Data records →
━━━━━━━━━━━━━━━━━━━━
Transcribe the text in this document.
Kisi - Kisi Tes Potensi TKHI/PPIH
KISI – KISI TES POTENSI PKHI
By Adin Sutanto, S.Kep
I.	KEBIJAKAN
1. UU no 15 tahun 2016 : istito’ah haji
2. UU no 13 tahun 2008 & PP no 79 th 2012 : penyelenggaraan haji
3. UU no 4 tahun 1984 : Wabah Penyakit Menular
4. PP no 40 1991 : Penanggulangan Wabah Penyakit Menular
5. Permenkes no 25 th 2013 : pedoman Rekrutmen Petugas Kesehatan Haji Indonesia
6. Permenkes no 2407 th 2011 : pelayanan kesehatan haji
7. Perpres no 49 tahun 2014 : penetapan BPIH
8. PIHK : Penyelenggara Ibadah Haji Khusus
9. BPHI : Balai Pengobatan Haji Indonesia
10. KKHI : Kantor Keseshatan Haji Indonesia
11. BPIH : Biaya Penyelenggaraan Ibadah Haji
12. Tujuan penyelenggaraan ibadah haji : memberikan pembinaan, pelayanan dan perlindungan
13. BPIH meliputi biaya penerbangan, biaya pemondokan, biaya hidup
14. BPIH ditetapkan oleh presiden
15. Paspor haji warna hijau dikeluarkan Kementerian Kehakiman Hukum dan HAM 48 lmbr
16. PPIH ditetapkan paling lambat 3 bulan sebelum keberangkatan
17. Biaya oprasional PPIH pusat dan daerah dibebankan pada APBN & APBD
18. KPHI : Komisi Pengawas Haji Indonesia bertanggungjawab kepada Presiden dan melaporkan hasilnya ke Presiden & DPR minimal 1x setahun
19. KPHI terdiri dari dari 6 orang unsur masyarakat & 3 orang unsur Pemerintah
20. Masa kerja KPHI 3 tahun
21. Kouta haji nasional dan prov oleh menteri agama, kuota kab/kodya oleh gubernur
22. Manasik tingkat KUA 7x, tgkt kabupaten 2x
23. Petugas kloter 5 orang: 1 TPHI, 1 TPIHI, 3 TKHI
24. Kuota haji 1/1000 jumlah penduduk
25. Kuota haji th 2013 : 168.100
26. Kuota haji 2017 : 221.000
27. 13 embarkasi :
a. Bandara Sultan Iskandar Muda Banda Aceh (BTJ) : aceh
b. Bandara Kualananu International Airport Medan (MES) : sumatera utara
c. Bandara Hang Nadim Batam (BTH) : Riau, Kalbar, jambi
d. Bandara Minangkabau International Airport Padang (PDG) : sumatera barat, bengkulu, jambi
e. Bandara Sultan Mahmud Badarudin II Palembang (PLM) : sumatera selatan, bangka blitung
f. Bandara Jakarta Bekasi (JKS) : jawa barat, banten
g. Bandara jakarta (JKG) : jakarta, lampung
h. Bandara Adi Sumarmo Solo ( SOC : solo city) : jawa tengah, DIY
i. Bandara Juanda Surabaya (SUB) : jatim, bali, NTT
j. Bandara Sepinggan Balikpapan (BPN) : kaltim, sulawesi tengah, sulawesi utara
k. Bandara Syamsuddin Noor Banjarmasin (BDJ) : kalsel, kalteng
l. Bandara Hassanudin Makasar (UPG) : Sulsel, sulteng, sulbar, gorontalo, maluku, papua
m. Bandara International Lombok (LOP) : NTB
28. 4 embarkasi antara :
━━━━━━━━━━━━━━━━━━━━
Exercise details →
Which lines contain "barat"? Copy each of them out.

Answer to this problem →
d. Bandara Minangkabau International Airport Padang (PDG) : sumatera barat, bengkulu, jambi
f. Bandara Jakarta Bekasi (JKS) : jawa barat, banten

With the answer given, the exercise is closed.